With the images removed, repeat the data below exactly.

> Data for this task
▬▬▬▬▬▬▬▬▬▬
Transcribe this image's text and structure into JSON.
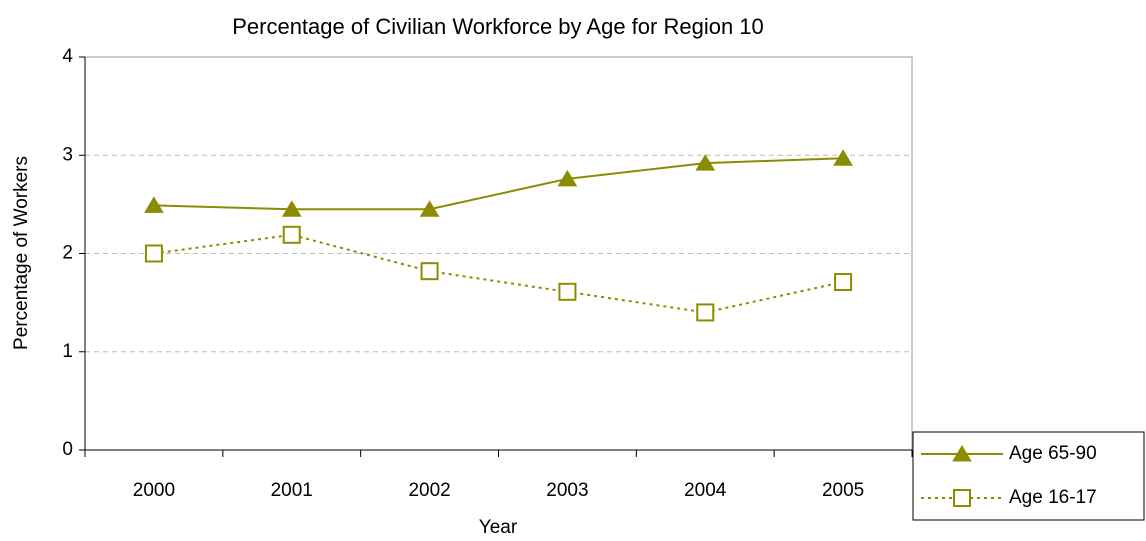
{
  "chart_data": {
    "type": "line",
    "title": "Percentage of Civilian Workforce by Age for Region 10",
    "x_label": "Year",
    "y_label": "Percentage of Workers",
    "categories": [
      "2000",
      "2001",
      "2002",
      "2003",
      "2004",
      "2005"
    ],
    "series": [
      {
        "name": "Age 65-90",
        "color": "#8c8c00",
        "marker": "triangle",
        "line_style": "solid",
        "values": [
          2.49,
          2.45,
          2.45,
          2.76,
          2.92,
          2.97
        ]
      },
      {
        "name": "Age 16-17",
        "color": "#8c8c00",
        "marker": "square",
        "line_style": "dotted",
        "values": [
          2.0,
          2.19,
          1.82,
          1.61,
          1.4,
          1.71
        ]
      }
    ],
    "ylim": [
      0,
      4
    ],
    "yticks": [
      0,
      1,
      2,
      3,
      4
    ],
    "grid": true,
    "legend": "right"
  }
}
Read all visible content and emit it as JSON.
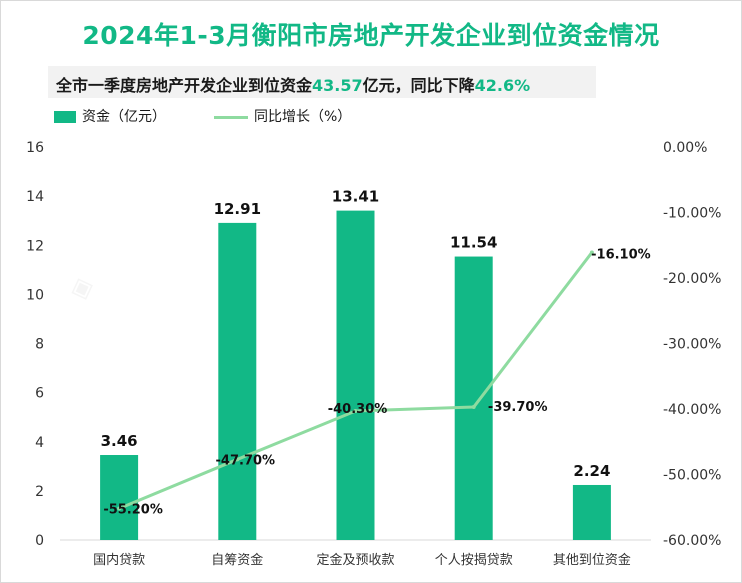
{
  "chart_data": {
    "type": "bar+line",
    "title": "2024年1-3月衡阳市房地产开发企业到位资金情况",
    "subtitle": {
      "prefix": "全市一季度房地产开发企业到位资金",
      "amount": "43.57",
      "middle": "亿元，同比下降",
      "pct": "42.6%"
    },
    "legend": {
      "bar": "资金（亿元）",
      "line": "同比增长（%）"
    },
    "categories": [
      "国内贷款",
      "自筹资金",
      "定金及预收款",
      "个人按揭贷款",
      "其他到位资金"
    ],
    "series": [
      {
        "name": "资金（亿元）",
        "type": "bar",
        "axis": "left",
        "values": [
          3.46,
          12.91,
          13.41,
          11.54,
          2.24
        ],
        "labels": [
          "3.46",
          "12.91",
          "13.41",
          "11.54",
          "2.24"
        ]
      },
      {
        "name": "同比增长（%）",
        "type": "line",
        "axis": "right",
        "values": [
          -55.2,
          -47.7,
          -40.3,
          -39.7,
          -16.1
        ],
        "labels": [
          "-55.20%",
          "-47.70%",
          "-40.30%",
          "-39.70%",
          "-16.10%"
        ]
      }
    ],
    "y_left": {
      "min": 0,
      "max": 16,
      "ticks": [
        0,
        2,
        4,
        6,
        8,
        10,
        12,
        14,
        16
      ],
      "tick_labels": [
        "0",
        "2",
        "4",
        "6",
        "8",
        "10",
        "12",
        "14",
        "16"
      ]
    },
    "y_right": {
      "min": -60,
      "max": 0,
      "ticks": [
        0,
        -10,
        -20,
        -30,
        -40,
        -50,
        -60
      ],
      "tick_labels": [
        "0.00%",
        "-10.00%",
        "-20.00%",
        "-30.00%",
        "-40.00%",
        "-50.00%",
        "-60.00%"
      ]
    },
    "colors": {
      "bar": "#12b886",
      "line": "#8edba0"
    },
    "grid": false
  }
}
▬▬▬▬▬▬▬▬▬▬
> Task solution
Transcribe this image's text and structure into JSON.
{
  "chart_data": {
    "type": "line",
    "title": "Percentage of Civilian Workforce by Age for Region 10",
    "x_label": "Year",
    "y_label": "Percentage of Workers",
    "categories": [
      "2000",
      "2001",
      "2002",
      "2003",
      "2004",
      "2005"
    ],
    "series": [
      {
        "name": "Age 65-90",
        "color": "#8c8c00",
        "marker": "triangle",
        "line_style": "solid",
        "values": [
          2.49,
          2.45,
          2.45,
          2.76,
          2.92,
          2.97
        ]
      },
      {
        "name": "Age 16-17",
        "color": "#8c8c00",
        "marker": "square",
        "line_style": "dotted",
        "values": [
          2.0,
          2.19,
          1.82,
          1.61,
          1.4,
          1.71
        ]
      }
    ],
    "ylim": [
      0,
      4
    ],
    "yticks": [
      0,
      1,
      2,
      3,
      4
    ],
    "grid": true,
    "legend": "right"
  }
}
Read all visible content and emit it as JSON.
{
  "chart_data": {
    "type": "bar+line",
    "title": "2024年1-3月衡阳市房地产开发企业到位资金情况",
    "subtitle": {
      "prefix": "全市一季度房地产开发企业到位资金",
      "amount": "43.57",
      "middle": "亿元，同比下降",
      "pct": "42.6%"
    },
    "legend": {
      "bar": "资金（亿元）",
      "line": "同比增长（%）"
    },
    "categories": [
      "国内贷款",
      "自筹资金",
      "定金及预收款",
      "个人按揭贷款",
      "其他到位资金"
    ],
    "series": [
      {
        "name": "资金（亿元）",
        "type": "bar",
        "axis": "left",
        "values": [
          3.46,
          12.91,
          13.41,
          11.54,
          2.24
        ],
        "labels": [
          "3.46",
          "12.91",
          "13.41",
          "11.54",
          "2.24"
        ]
      },
      {
        "name": "同比增长（%）",
        "type": "line",
        "axis": "right",
        "values": [
          -55.2,
          -47.7,
          -40.3,
          -39.7,
          -16.1
        ],
        "labels": [
          "-55.20%",
          "-47.70%",
          "-40.30%",
          "-39.70%",
          "-16.10%"
        ]
      }
    ],
    "y_left": {
      "min": 0,
      "max": 16,
      "ticks": [
        0,
        2,
        4,
        6,
        8,
        10,
        12,
        14,
        16
      ],
      "tick_labels": [
        "0",
        "2",
        "4",
        "6",
        "8",
        "10",
        "12",
        "14",
        "16"
      ]
    },
    "y_right": {
      "min": -60,
      "max": 0,
      "ticks": [
        0,
        -10,
        -20,
        -30,
        -40,
        -50,
        -60
      ],
      "tick_labels": [
        "0.00%",
        "-10.00%",
        "-20.00%",
        "-30.00%",
        "-40.00%",
        "-50.00%",
        "-60.00%"
      ]
    },
    "colors": {
      "bar": "#12b886",
      "line": "#8edba0"
    },
    "grid": false
  }
}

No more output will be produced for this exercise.